Recorded data:
>> Start

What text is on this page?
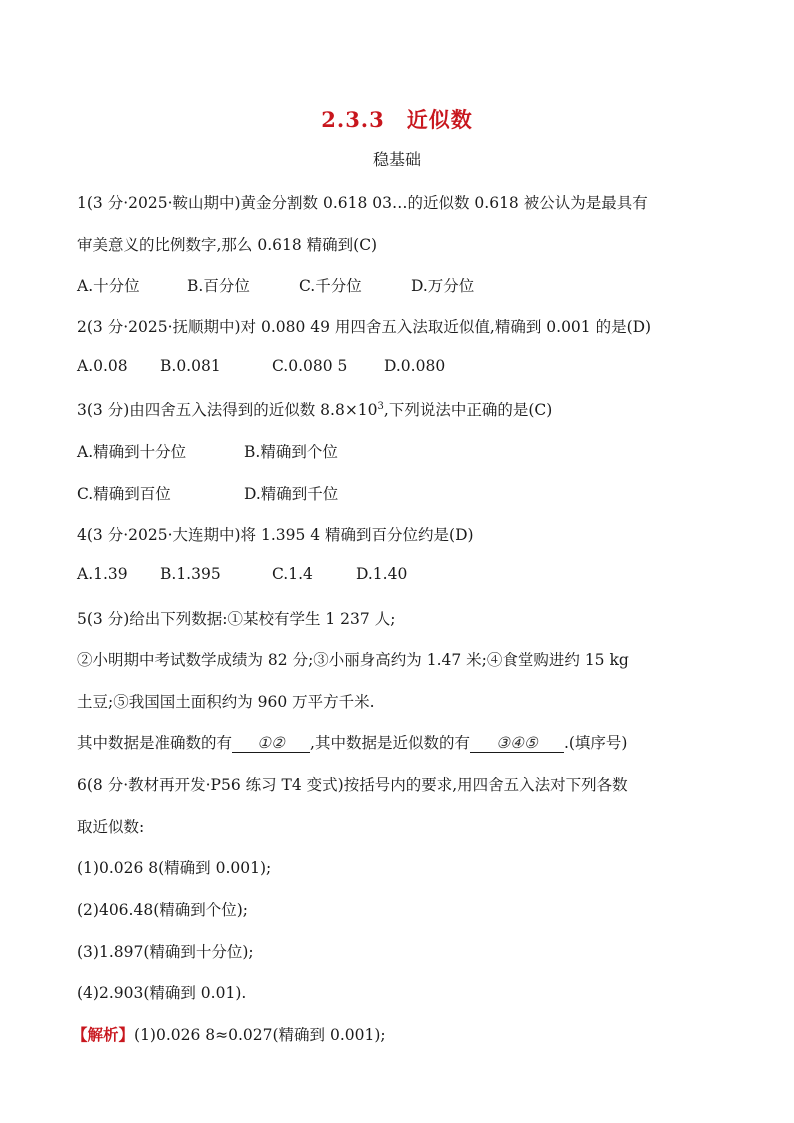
2.3.3 近似数
稳基础
1(3 分·2025·鞍山期中)黄金分割数 0.618 03…的近似数 0.618 被公认为是最具有
审美意义的比例数字,那么 0.618 精确到(C)
A.十分位	B.百分位	C.千分位	D.万分位
2(3 分·2025·抚顺期中)对 0.080 49 用四舍五入法取近似值,精确到 0.001 的是(D)
A.0.08 B.0.081	C.0.080 5 D.0.080
3(3 分)由四舍五入法得到的近似数 $8.8\times 10^3$,下列说法中正确的是(C)
A.精确到十分位	B.精确到个位
C.精确到百位	D.精确到千位
4(3 分·2025·大连期中)将 1.395 4 精确到百分位约是(D)
A.1.39 B.1.395	C.1.4	D.1.40
5(3 分)给出下列数据:①某校有学生 1 237 人;
②小明期中考试数学成绩为 82 分;③小丽身高约为 1.47 米;④食堂购进约 15 kg
土豆;⑤我国国土面积约为 960 万平方千米.
其中数据是准确数的有 ①② ,其中数据是近似数的有 ③④⑤ .(填序号)
6(8 分·教材再开发·P56 练习 T4 变式)按括号内的要求,用四舍五入法对下列各数
取近似数:
(1)0.026 8(精确到 0.001);
(2)406.48(精确到个位);
(3)1.897(精确到十分位);
(4)2.903(精确到 0.01).
【解析】(1)0.026 8≈0.027(精确到 0.001);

>> End

Written request. Write the records out again in full, exactly, and skip every picture.

Output for this exercise.
What text is on this page?
2.3.3 近似数
稳基础
1(3 分·2025·鞍山期中)黄金分割数 0.618 03…的近似数 0.618 被公认为是最具有
审美意义的比例数字,那么 0.618 精确到(C)
A.十分位	B.百分位	C.千分位	D.万分位
2(3 分·2025·抚顺期中)对 0.080 49 用四舍五入法取近似值,精确到 0.001 的是(D)
A.0.08 B.0.081	C.0.080 5 D.0.080
3(3 分)由四舍五入法得到的近似数 $8.8\times 10^3$,下列说法中正确的是(C)
A.精确到十分位	B.精确到个位
C.精确到百位	D.精确到千位
4(3 分·2025·大连期中)将 1.395 4 精确到百分位约是(D)
A.1.39 B.1.395	C.1.4	D.1.40
5(3 分)给出下列数据:①某校有学生 1 237 人;
②小明期中考试数学成绩为 82 分;③小丽身高约为 1.47 米;④食堂购进约 15 kg
土豆;⑤我国国土面积约为 960 万平方千米.
其中数据是准确数的有 ①② ,其中数据是近似数的有 ③④⑤ .(填序号)
6(8 分·教材再开发·P56 练习 T4 变式)按括号内的要求,用四舍五入法对下列各数
取近似数:
(1)0.026 8(精确到 0.001);
(2)406.48(精确到个位);
(3)1.897(精确到十分位);
(4)2.903(精确到 0.01).
【解析】(1)0.026 8≈0.027(精确到 0.001);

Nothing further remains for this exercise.